- Raw records:
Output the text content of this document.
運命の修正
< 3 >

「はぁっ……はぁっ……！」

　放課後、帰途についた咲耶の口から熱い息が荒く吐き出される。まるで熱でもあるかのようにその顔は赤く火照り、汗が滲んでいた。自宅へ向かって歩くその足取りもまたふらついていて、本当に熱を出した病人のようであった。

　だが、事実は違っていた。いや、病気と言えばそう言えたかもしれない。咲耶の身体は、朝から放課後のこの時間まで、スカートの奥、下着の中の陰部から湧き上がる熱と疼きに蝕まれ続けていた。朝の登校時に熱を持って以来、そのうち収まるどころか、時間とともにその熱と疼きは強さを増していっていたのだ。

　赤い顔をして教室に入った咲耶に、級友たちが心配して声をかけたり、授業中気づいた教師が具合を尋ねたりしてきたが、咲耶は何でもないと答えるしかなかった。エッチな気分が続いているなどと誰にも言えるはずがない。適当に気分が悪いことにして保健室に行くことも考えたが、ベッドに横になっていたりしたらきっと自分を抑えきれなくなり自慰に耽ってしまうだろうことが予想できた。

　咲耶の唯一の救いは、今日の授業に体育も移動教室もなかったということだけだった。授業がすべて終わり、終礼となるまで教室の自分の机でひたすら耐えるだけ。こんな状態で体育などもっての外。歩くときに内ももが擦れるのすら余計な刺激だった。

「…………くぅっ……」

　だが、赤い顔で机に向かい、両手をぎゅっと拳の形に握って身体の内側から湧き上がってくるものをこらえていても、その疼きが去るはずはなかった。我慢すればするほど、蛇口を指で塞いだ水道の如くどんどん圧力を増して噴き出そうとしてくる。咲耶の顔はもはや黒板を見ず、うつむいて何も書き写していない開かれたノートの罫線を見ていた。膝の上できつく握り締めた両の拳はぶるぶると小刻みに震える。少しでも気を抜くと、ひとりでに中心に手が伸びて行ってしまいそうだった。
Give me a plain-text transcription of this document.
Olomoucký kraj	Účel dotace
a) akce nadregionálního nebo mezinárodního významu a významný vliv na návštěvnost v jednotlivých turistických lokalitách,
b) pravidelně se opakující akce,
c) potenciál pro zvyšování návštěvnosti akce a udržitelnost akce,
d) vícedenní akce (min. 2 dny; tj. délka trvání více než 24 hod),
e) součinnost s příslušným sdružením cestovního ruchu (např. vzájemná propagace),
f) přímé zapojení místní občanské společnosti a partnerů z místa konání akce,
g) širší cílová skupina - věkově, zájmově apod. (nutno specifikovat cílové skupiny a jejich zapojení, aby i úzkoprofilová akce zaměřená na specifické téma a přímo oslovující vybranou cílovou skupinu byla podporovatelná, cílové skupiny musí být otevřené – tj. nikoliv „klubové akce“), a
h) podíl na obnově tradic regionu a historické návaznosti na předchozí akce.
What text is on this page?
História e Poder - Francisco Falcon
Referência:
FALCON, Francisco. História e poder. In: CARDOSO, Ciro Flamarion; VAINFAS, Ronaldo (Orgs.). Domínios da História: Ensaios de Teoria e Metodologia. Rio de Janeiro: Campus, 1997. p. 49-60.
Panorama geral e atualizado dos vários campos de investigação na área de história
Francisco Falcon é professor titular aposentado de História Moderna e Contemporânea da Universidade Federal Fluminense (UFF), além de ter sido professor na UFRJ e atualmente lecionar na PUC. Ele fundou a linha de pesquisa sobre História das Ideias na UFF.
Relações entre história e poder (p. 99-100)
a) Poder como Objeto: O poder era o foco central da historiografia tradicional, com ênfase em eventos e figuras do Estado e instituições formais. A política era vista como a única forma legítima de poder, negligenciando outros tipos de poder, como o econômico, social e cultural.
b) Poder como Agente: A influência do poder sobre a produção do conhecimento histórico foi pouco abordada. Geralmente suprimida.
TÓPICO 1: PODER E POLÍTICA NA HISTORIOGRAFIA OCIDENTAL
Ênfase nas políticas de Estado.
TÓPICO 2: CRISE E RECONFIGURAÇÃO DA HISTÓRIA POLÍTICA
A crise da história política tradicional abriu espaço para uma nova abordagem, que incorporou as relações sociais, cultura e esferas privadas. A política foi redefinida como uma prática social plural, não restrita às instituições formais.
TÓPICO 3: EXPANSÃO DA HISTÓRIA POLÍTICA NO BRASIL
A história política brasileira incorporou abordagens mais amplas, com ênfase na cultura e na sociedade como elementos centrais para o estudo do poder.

- Exercise prompt: Copy each entry exactly, with nothing added or dropped.

- Written solution:
Output the text content of this document.
運命の修正
< 3 >

「はぁっ……はぁっ……！」

　放課後、帰途についた咲耶の口から熱い息が荒く吐き出される。まるで熱でもあるかのようにその顔は赤く火照り、汗が滲んでいた。自宅へ向かって歩くその足取りもまたふらついていて、本当に熱を出した病人のようであった。

　だが、事実は違っていた。いや、病気と言えばそう言えたかもしれない。咲耶の身体は、朝から放課後のこの時間まで、スカートの奥、下着の中の陰部から湧き上がる熱と疼きに蝕まれ続けていた。朝の登校時に熱を持って以来、そのうち収まるどころか、時間とともにその熱と疼きは強さを増していっていたのだ。

　赤い顔をして教室に入った咲耶に、級友たちが心配して声をかけたり、授業中気づいた教師が具合を尋ねたりしてきたが、咲耶は何でもないと答えるしかなかった。エッチな気分が続いているなどと誰にも言えるはずがない。適当に気分が悪いことにして保健室に行くことも考えたが、ベッドに横になっていたりしたらきっと自分を抑えきれなくなり自慰に耽ってしまうだろうことが予想できた。

　咲耶の唯一の救いは、今日の授業に体育も移動教室もなかったということだけだった。授業がすべて終わり、終礼となるまで教室の自分の机でひたすら耐えるだけ。こんな状態で体育などもっての外。歩くときに内ももが擦れるのすら余計な刺激だった。

「…………くぅっ……」

　だが、赤い顔で机に向かい、両手をぎゅっと拳の形に握って身体の内側から湧き上がってくるものをこらえていても、その疼きが去るはずはなかった。我慢すればするほど、蛇口を指で塞いだ水道の如くどんどん圧力を増して噴き出そうとしてくる。咲耶の顔はもはや黒板を見ず、うつむいて何も書き写していない開かれたノートの罫線を見ていた。膝の上できつく握り締めた両の拳はぶるぶると小刻みに震える。少しでも気を抜くと、ひとりでに中心に手が伸びて行ってしまいそうだった。
Give me a plain-text transcription of this document.
Olomoucký kraj	Účel dotace
a) akce nadregionálního nebo mezinárodního významu a významný vliv na návštěvnost v jednotlivých turistických lokalitách,
b) pravidelně se opakující akce,
c) potenciál pro zvyšování návštěvnosti akce a udržitelnost akce,
d) vícedenní akce (min. 2 dny; tj. délka trvání více než 24 hod),
e) součinnost s příslušným sdružením cestovního ruchu (např. vzájemná propagace),
f) přímé zapojení místní občanské společnosti a partnerů z místa konání akce,
g) širší cílová skupina - věkově, zájmově apod. (nutno specifikovat cílové skupiny a jejich zapojení, aby i úzkoprofilová akce zaměřená na specifické téma a přímo oslovující vybranou cílovou skupinu byla podporovatelná, cílové skupiny musí být otevřené – tj. nikoliv „klubové akce“), a
h) podíl na obnově tradic regionu a historické návaznosti na předchozí akce.
What text is on this page?
História e Poder - Francisco Falcon
Referência:
FALCON, Francisco. História e poder. In: CARDOSO, Ciro Flamarion; VAINFAS, Ronaldo (Orgs.). Domínios da História: Ensaios de Teoria e Metodologia. Rio de Janeiro: Campus, 1997. p. 49-60.
Panorama geral e atualizado dos vários campos de investigação na área de história
Francisco Falcon é professor titular aposentado de História Moderna e Contemporânea da Universidade Federal Fluminense (UFF), além de ter sido professor na UFRJ e atualmente lecionar na PUC. Ele fundou a linha de pesquisa sobre História das Ideias na UFF.
Relações entre história e poder (p. 99-100)
a) Poder como Objeto: O poder era o foco central da historiografia tradicional, com ênfase em eventos e figuras do Estado e instituições formais. A política era vista como a única forma legítima de poder, negligenciando outros tipos de poder, como o econômico, social e cultural.
b) Poder como Agente: A influência do poder sobre a produção do conhecimento histórico foi pouco abordada. Geralmente suprimida.
TÓPICO 1: PODER E POLÍTICA NA HISTORIOGRAFIA OCIDENTAL
Ênfase nas políticas de Estado.
TÓPICO 2: CRISE E RECONFIGURAÇÃO DA HISTÓRIA POLÍTICA
A crise da história política tradicional abriu espaço para uma nova abordagem, que incorporou as relações sociais, cultura e esferas privadas. A política foi redefinida como uma prática social plural, não restrita às instituições formais.
TÓPICO 3: EXPANSÃO DA HISTÓRIA POLÍTICA NO BRASIL
A história política brasileira incorporou abordagens mais amplas, com ênfase na cultura e na sociedade como elementos centrais para o estudo do poder.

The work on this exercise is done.